> **GOAL**: Your task is to output the data exactly as it stands.

Figure content listings:
────────

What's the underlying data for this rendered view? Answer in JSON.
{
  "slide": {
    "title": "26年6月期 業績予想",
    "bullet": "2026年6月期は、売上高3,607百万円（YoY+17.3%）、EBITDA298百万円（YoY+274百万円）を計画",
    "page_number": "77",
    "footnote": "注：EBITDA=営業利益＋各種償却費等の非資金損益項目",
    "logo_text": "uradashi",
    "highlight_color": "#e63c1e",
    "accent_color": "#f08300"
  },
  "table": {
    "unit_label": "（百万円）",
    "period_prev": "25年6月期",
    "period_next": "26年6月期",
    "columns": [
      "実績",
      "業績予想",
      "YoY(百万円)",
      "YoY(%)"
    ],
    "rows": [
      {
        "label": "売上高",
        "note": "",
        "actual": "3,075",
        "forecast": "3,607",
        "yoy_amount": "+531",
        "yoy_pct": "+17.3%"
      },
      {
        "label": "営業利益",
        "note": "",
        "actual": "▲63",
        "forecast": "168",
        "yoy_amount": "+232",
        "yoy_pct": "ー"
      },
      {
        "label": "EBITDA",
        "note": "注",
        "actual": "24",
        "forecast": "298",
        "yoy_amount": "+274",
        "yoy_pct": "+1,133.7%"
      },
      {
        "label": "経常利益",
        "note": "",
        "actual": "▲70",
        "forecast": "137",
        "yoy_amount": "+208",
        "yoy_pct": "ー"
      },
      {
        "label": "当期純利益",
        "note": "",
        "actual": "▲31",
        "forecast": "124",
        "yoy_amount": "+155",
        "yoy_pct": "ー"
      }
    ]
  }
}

────────

> **TASK OUTPUT**:
What's the underlying data for this rendered view? Answer in JSON.
{
  "slide": {
    "title": "26年6月期 業績予想",
    "bullet": "2026年6月期は、売上高3,607百万円（YoY+17.3%）、EBITDA298百万円（YoY+274百万円）を計画",
    "page_number": "77",
    "footnote": "注：EBITDA=営業利益＋各種償却費等の非資金損益項目",
    "logo_text": "uradashi",
    "highlight_color": "#e63c1e",
    "accent_color": "#f08300"
  },
  "table": {
    "unit_label": "（百万円）",
    "period_prev": "25年6月期",
    "period_next": "26年6月期",
    "columns": [
      "実績",
      "業績予想",
      "YoY(百万円)",
      "YoY(%)"
    ],
    "rows": [
      {
        "label": "売上高",
        "note": "",
        "actual": "3,075",
        "forecast": "3,607",
        "yoy_amount": "+531",
        "yoy_pct": "+17.3%"
      },
      {
        "label": "営業利益",
        "note": "",
        "actual": "▲63",
        "forecast": "168",
        "yoy_amount": "+232",
        "yoy_pct": "ー"
      },
      {
        "label": "EBITDA",
        "note": "注",
        "actual": "24",
        "forecast": "298",
        "yoy_amount": "+274",
        "yoy_pct": "+1,133.7%"
      },
      {
        "label": "経常利益",
        "note": "",
        "actual": "▲70",
        "forecast": "137",
        "yoy_amount": "+208",
        "yoy_pct": "ー"
      },
      {
        "label": "当期純利益",
        "note": "",
        "actual": "▲31",
        "forecast": "124",
        "yoy_amount": "+155",
        "yoy_pct": "ー"
      }
    ]
  }
}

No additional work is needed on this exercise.